A sign is not the thing.

Lent 5A
March 29, 2020

 

Ezekiel 37:1-14 O my people.
Psalms 130 Out of the depths have I called to you.
Romans 8:6-11 To set the mind on the Spirit is life and peace.
John 11:1-45 Jesus began to weep…. he cried with a loud voice, ‘Lazarus, come out!’….Jesus said to them, ‘Unbind him, and let him go.’

O God of Love, grant us the strength, the wisdom and the courage to seek always and everywhere after truth, come when it may, and cost what it will.

 

The past two weeks I have wrestled with whether to livestream a service of Holy Eucharist, keeping as much of our customary service in tact as possible, or move to leading a service of Morning Prayer, wholly unfamiliar as a Sunday worship service at Emmanuel Church, although many Emmanuelites pray Morning Prayer as a daily practice, and have practiced Morning Prayer in other places. Continuing with the rite of Holy Eucharist is both comforting for some and painful for others, but for many of us, it is both comforting and painful at the same time: comforting to recognize the rhythm and the shape of the service, and painful to face what we are missing by not being able to be physically present with one another and with the elements of our sacrament. But then I think Eucharist means thanksgiving, and while bread and wine are signs of our thanks, they are not our thanks. While physical presence is a sign of being Church, it is not the Church.

We have another long narrative from the Gospel of John. Unfortunately, I don’t have any re-punctuation advice for you this week to take care of the theological problem of the statement that the illness and death of Lazarus took place so that God could be glorified. Still, I insist that God’s glorification is a blessed consequence, and not an intended outcome, or the targeted or gratuitous reason for people’s suffering. I resist the notion that illness and death are somehow designed or intended by the Holy One, for the glorification of the Holy One. If that’s what John the Evangelist really meant, I believe he was mistaken. There are plenty of ways for the Holy One to show off without picking on poor people living in a place called poor house (that’s what Bethany literally means). The main body of Jesus’ teaching supports my resistance.

* * * * * * *

■ **Directions**:
From the sermon above, write out the passage that begins with the words containing "Romans 8:6-11 To" and ends with "what it will.", keeping it unchanged.

■ **Recorded data**:
* * * * * * *

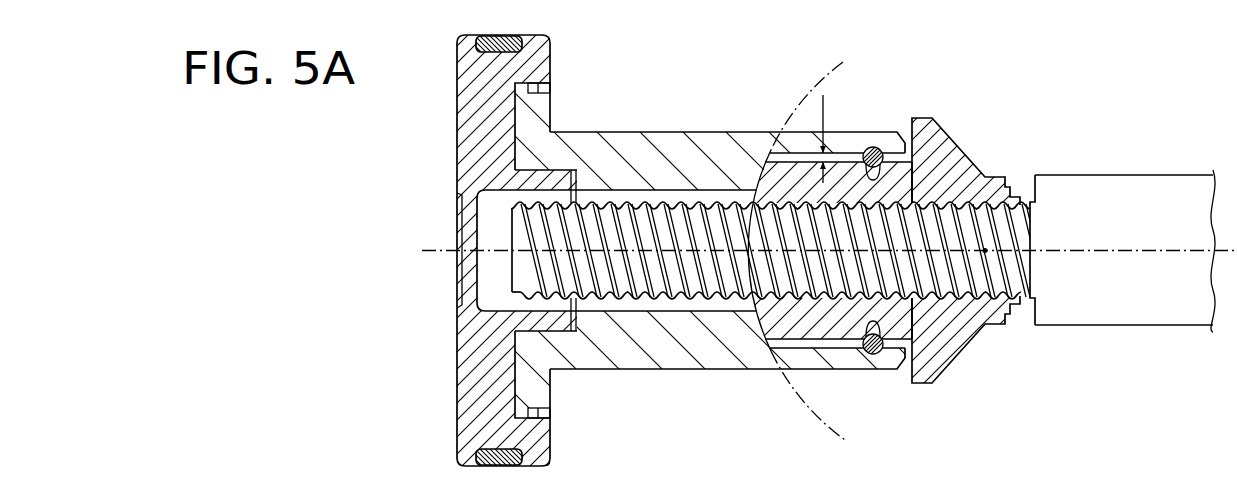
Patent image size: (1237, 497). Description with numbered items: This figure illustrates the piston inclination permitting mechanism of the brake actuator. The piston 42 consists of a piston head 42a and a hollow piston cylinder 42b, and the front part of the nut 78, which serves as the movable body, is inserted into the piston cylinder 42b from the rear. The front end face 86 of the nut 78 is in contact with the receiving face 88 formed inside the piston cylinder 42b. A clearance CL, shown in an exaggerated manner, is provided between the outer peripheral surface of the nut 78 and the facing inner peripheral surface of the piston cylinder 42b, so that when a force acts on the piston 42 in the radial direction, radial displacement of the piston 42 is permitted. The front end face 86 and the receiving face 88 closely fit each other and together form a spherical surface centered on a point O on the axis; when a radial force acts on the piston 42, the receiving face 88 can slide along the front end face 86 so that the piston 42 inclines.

* * * * * * *

■ **Correct output**:
Romans 8:6-11 To set the mind on the Spirit is life and peace.
John 11:1-45 Jesus began to weep…. he cried with a loud voice, ‘Lazarus, come out!’….Jesus said to them, ‘Unbind him, and let him go.’

O God of Love, grant us the strength, the wisdom and the courage to seek always and everywhere after truth, come when it may, and cost what it will.